## Task brief
The listing below is the input. Say how many of its lines contain "Pixel", giving the number alone.

## Provided data
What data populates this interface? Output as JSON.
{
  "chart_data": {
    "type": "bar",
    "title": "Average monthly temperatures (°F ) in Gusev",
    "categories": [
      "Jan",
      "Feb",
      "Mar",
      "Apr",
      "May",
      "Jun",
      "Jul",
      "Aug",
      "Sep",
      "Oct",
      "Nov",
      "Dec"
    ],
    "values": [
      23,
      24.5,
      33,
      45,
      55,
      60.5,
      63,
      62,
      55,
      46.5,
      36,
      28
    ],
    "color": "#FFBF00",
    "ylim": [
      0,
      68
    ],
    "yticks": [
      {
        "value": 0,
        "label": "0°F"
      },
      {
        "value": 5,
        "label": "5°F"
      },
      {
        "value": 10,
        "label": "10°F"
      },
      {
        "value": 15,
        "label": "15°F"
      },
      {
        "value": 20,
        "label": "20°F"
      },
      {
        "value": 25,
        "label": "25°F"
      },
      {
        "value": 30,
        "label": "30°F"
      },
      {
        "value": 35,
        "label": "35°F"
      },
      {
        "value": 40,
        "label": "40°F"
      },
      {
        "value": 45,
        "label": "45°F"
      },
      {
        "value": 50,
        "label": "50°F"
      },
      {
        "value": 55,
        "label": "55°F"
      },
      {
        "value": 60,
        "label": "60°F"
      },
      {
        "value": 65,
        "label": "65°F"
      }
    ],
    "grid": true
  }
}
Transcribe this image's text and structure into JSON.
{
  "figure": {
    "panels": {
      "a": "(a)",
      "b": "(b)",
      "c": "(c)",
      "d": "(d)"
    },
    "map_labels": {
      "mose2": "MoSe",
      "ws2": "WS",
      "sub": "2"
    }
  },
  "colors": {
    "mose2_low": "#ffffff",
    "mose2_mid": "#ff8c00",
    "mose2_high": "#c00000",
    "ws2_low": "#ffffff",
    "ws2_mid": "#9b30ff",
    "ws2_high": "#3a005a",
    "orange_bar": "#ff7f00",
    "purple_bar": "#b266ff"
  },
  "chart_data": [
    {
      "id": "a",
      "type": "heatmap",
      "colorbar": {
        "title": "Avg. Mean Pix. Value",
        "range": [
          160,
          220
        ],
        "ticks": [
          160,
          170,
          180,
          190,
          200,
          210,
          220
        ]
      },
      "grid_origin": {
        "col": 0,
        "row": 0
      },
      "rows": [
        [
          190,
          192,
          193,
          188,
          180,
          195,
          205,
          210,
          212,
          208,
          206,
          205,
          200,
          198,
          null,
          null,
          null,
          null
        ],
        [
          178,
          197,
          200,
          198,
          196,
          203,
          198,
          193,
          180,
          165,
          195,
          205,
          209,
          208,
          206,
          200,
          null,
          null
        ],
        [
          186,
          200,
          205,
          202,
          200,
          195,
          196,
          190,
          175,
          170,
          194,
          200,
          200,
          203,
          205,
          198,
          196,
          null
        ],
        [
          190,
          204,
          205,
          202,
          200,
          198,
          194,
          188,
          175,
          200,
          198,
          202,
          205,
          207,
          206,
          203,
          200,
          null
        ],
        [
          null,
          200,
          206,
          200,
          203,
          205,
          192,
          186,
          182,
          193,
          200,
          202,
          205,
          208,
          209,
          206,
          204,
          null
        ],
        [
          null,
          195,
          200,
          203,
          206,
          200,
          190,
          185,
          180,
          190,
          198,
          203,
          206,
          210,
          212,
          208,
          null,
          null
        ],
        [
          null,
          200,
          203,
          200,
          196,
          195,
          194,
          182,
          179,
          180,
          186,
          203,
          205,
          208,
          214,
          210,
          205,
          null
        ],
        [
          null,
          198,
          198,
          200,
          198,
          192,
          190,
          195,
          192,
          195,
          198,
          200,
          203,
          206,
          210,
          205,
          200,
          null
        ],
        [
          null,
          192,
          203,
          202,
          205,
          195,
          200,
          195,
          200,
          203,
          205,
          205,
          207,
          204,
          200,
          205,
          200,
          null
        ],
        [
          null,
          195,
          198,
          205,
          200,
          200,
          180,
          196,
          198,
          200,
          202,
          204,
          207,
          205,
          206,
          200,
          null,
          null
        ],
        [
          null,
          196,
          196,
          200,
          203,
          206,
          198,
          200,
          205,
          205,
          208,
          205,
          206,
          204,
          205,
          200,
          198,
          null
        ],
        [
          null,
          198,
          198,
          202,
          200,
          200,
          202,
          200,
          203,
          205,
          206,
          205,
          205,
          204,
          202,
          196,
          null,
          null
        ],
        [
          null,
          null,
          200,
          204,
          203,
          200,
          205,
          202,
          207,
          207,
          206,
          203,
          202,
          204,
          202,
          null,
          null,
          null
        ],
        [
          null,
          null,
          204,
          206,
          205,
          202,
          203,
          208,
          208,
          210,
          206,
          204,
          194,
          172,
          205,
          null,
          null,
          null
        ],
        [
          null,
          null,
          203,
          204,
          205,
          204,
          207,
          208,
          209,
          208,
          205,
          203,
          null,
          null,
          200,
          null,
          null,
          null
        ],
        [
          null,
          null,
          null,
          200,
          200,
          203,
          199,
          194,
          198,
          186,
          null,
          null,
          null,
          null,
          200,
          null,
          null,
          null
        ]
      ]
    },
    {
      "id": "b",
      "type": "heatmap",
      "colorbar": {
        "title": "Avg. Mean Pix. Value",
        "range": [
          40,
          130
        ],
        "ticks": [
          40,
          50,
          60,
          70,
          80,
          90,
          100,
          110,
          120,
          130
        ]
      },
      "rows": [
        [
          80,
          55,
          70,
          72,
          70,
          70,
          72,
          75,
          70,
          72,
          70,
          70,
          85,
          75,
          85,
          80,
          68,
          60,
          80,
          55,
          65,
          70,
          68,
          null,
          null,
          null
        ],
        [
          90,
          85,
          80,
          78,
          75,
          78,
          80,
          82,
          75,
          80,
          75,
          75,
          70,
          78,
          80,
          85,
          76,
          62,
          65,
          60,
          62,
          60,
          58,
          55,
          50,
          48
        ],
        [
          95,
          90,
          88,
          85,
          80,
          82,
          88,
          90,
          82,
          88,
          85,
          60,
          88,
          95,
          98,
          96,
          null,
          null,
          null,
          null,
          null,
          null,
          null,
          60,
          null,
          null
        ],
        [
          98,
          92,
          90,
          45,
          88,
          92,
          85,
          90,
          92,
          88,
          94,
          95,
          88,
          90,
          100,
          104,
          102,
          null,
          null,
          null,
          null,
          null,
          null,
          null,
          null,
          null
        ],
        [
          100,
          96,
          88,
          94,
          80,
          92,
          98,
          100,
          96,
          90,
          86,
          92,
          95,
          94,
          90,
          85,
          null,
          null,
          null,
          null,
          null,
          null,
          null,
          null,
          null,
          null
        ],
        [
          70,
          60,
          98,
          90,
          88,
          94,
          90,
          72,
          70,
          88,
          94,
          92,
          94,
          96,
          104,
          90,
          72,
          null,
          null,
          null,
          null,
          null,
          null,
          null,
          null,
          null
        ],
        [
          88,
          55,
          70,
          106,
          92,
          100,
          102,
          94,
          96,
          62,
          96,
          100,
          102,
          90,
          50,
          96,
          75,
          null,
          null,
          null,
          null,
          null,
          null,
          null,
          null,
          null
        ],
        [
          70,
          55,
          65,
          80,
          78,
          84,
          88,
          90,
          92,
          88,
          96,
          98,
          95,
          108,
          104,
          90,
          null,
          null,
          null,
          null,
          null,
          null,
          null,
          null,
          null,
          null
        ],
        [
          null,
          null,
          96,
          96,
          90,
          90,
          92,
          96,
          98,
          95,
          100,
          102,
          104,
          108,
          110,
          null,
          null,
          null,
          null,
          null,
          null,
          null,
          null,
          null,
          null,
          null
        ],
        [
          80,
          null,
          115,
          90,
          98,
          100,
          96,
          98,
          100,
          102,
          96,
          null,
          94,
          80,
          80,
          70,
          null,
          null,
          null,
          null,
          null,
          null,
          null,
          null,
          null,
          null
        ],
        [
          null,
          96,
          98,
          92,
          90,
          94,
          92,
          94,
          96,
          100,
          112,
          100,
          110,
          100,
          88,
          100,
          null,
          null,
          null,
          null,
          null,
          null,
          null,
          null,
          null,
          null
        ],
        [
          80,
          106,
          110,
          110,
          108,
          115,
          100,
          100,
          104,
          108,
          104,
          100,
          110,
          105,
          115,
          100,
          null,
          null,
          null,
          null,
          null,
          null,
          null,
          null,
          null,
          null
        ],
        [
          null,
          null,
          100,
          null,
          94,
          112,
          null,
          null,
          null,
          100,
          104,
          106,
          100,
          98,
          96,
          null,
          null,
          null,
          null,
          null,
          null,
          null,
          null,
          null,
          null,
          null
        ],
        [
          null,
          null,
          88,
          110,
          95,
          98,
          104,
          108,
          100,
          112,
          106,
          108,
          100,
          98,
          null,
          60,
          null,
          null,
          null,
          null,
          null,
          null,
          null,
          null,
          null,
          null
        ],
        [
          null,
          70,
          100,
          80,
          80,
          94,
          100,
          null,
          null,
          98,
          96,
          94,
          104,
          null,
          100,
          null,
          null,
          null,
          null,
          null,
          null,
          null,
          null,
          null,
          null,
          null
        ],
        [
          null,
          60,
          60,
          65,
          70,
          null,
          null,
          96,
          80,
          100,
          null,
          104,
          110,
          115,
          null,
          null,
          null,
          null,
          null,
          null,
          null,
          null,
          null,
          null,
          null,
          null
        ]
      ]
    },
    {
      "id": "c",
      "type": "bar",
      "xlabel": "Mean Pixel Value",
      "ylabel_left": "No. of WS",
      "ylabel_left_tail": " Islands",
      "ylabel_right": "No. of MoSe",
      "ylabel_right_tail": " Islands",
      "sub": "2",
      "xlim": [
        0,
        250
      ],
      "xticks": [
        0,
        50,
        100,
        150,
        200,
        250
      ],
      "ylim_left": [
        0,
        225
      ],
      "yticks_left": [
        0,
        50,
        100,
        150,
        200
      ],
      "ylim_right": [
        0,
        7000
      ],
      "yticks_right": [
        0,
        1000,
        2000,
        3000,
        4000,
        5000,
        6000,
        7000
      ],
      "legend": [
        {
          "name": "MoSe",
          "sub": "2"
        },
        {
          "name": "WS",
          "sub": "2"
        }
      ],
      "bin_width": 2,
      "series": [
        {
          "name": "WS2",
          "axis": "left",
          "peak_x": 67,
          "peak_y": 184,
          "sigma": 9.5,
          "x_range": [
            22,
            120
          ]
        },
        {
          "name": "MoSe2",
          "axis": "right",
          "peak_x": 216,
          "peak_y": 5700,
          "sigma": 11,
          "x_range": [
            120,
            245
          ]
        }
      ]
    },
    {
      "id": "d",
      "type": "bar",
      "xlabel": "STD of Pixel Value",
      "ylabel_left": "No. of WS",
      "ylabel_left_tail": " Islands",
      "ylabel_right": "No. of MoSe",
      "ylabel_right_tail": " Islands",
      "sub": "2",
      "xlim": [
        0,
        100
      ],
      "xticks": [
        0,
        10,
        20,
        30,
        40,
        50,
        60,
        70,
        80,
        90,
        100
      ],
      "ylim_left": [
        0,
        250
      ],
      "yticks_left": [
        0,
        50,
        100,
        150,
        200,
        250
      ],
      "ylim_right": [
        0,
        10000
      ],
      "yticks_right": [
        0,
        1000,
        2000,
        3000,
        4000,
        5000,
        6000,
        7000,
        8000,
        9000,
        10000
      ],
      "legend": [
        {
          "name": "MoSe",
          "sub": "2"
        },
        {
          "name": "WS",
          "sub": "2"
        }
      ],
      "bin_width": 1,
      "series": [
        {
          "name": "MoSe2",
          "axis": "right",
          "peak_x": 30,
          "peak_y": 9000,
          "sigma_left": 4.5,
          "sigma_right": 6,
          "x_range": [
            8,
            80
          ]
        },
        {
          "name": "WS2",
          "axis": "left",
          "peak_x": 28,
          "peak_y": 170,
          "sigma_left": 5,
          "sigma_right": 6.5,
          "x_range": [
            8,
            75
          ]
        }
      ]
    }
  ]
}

## Output of the task
2